Your goal => In the entries below, count every line containing "from". Reply with the number alone.

--- START Records for this task ---

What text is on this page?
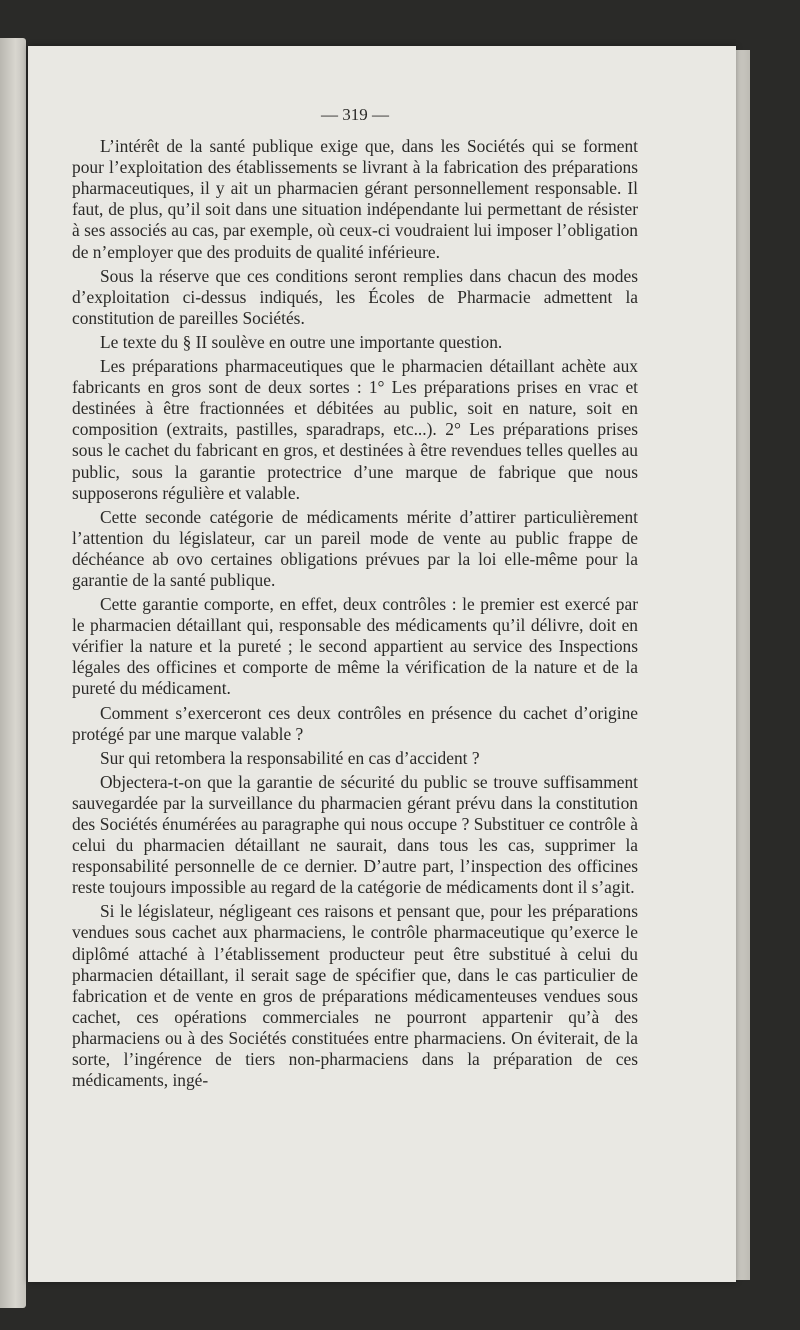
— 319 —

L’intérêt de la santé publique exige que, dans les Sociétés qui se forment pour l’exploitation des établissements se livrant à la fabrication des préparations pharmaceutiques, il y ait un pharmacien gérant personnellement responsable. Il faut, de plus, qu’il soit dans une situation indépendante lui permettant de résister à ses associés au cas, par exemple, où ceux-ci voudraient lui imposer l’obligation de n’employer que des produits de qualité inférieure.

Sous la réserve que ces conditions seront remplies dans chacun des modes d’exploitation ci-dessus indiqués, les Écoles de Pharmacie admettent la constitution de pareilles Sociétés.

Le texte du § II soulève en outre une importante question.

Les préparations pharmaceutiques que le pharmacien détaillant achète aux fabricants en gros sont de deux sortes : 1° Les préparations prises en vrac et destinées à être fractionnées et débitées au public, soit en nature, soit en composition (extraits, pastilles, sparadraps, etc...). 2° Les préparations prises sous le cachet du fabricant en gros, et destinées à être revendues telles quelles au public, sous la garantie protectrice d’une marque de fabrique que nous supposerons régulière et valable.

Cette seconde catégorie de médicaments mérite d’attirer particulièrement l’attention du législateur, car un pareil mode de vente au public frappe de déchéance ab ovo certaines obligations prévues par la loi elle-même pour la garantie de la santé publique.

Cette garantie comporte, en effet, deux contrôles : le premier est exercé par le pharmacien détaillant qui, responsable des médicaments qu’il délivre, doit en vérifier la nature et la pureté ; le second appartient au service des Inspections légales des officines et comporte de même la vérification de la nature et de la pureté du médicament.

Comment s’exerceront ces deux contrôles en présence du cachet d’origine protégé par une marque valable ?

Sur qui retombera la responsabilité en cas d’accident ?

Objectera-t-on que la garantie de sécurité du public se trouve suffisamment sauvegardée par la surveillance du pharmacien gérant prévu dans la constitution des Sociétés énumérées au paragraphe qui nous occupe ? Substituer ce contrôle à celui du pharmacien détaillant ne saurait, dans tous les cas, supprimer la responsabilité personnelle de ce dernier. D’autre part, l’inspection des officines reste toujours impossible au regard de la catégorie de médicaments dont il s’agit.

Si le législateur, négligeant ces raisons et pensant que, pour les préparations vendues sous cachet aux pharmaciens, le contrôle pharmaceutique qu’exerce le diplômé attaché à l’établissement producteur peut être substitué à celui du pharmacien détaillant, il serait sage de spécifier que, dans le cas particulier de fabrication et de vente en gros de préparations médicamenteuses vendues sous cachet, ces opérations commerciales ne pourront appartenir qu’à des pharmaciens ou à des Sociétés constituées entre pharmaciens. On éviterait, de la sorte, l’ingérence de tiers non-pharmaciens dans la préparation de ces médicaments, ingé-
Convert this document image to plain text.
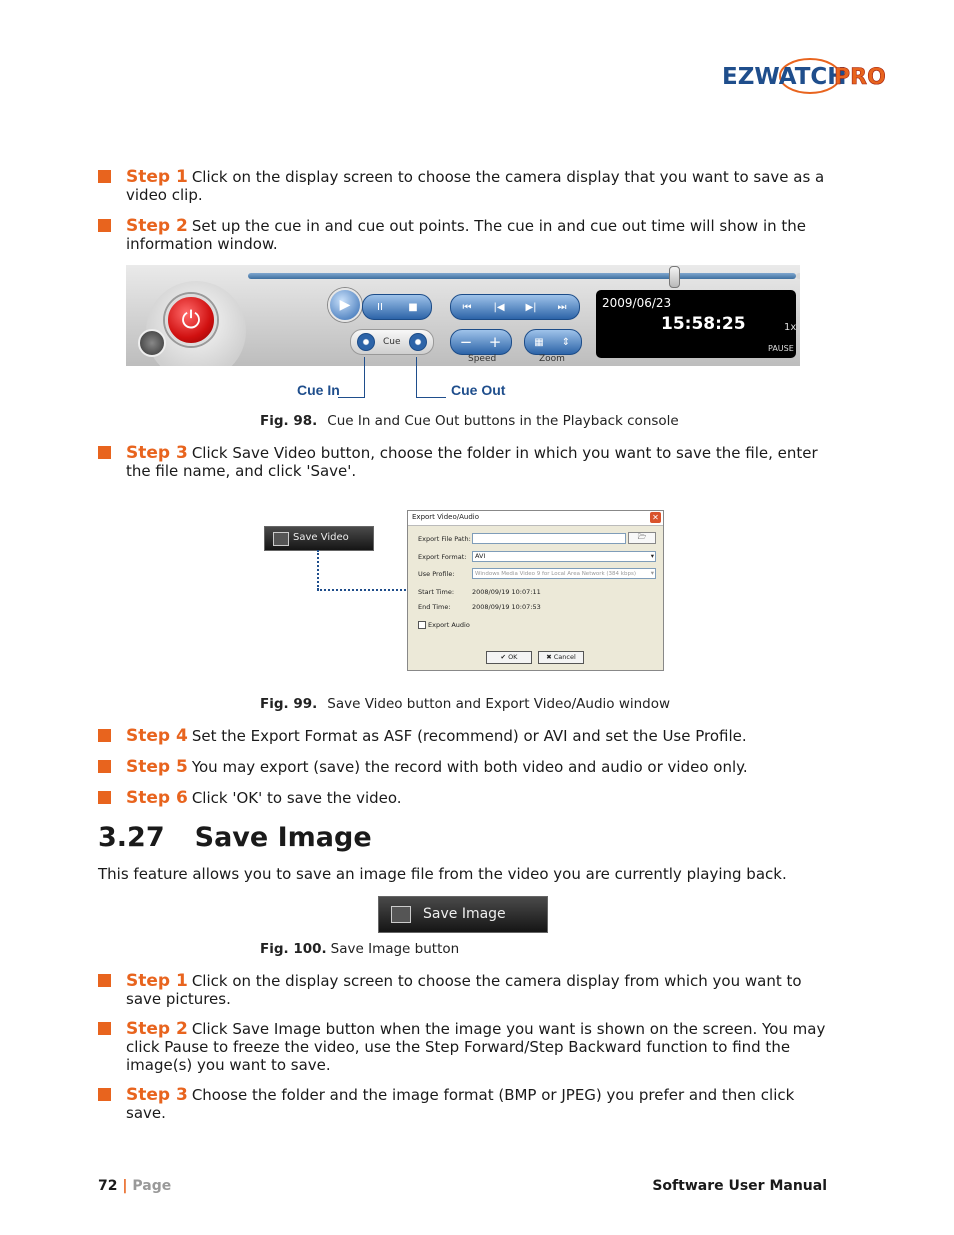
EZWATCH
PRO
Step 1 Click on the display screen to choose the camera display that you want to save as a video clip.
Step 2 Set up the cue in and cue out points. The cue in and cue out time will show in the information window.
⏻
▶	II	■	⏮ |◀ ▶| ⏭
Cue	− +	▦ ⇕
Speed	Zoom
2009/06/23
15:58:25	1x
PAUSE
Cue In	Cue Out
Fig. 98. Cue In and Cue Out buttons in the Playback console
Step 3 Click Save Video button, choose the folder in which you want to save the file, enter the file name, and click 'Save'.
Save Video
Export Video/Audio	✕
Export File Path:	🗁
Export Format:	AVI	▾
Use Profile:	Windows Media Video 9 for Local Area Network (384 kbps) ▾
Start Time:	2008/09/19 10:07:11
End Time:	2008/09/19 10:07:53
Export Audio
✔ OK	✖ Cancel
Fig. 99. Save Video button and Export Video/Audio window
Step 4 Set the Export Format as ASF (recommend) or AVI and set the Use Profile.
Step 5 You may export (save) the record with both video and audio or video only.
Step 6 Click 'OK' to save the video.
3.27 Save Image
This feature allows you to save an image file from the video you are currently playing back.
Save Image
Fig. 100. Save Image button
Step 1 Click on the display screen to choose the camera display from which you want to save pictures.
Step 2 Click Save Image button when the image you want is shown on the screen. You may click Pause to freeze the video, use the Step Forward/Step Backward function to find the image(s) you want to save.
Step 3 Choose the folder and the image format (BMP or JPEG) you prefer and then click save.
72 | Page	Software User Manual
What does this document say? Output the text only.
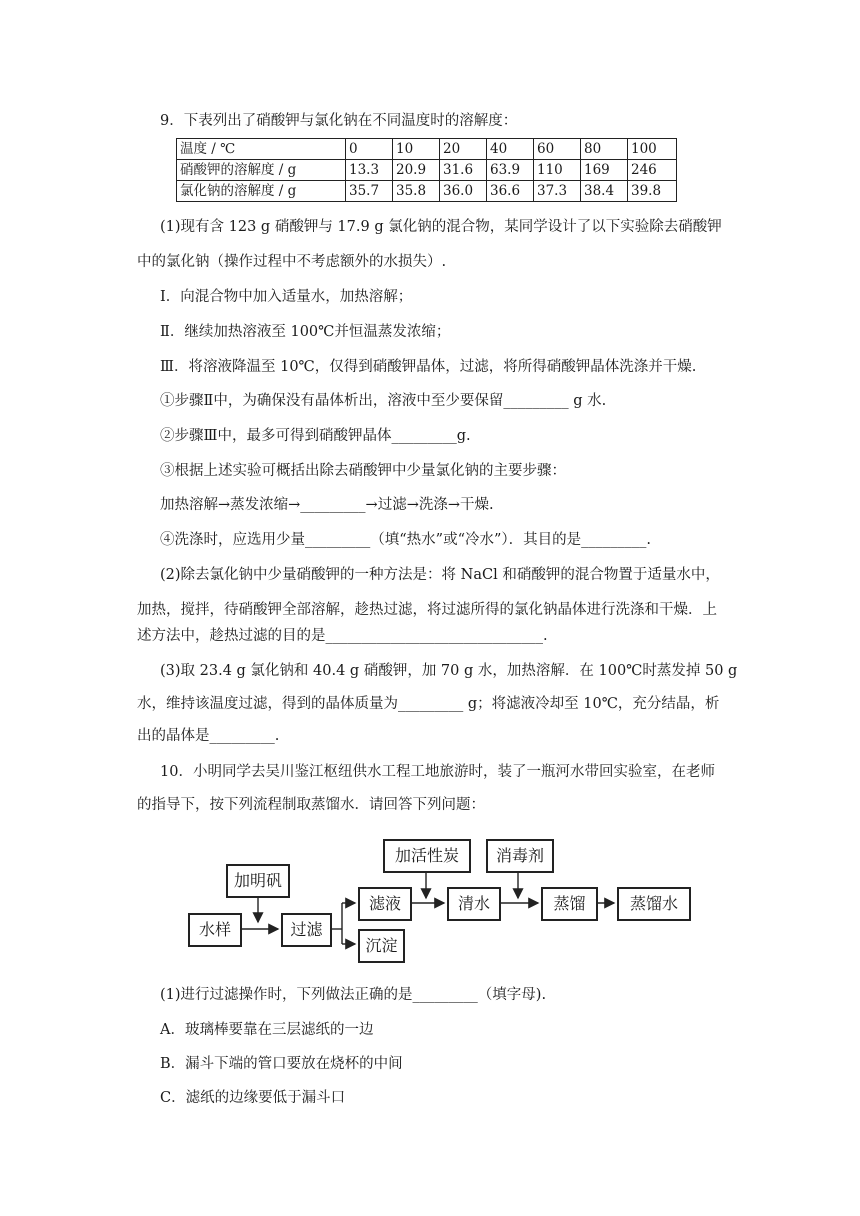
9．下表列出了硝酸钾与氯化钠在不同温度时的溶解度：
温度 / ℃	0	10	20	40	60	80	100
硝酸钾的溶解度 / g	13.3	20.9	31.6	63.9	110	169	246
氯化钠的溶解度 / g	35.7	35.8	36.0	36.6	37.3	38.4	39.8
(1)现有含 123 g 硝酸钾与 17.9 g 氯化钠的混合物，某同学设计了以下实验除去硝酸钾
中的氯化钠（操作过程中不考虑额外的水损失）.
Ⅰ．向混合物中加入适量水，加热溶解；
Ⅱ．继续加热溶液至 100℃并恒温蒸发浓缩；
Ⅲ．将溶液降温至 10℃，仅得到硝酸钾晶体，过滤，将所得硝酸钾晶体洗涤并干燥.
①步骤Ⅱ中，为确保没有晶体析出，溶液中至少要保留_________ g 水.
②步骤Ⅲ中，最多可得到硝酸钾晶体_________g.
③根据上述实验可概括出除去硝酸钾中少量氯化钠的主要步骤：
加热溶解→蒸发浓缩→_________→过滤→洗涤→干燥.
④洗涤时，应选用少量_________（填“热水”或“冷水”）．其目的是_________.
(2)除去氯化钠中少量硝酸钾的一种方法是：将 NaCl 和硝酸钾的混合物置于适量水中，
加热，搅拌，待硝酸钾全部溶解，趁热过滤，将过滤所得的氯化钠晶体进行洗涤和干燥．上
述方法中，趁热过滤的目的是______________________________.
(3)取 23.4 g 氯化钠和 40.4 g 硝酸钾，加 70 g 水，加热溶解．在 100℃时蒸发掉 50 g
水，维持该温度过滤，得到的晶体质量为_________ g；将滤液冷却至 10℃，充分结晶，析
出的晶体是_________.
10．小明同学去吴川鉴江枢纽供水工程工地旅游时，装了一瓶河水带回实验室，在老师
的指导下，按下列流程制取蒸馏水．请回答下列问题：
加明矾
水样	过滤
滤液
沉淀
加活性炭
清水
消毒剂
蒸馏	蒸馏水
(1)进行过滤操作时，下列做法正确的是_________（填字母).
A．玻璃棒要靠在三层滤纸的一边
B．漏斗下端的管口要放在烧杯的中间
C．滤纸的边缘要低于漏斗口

--- END Records for this task ---

Full answer => 2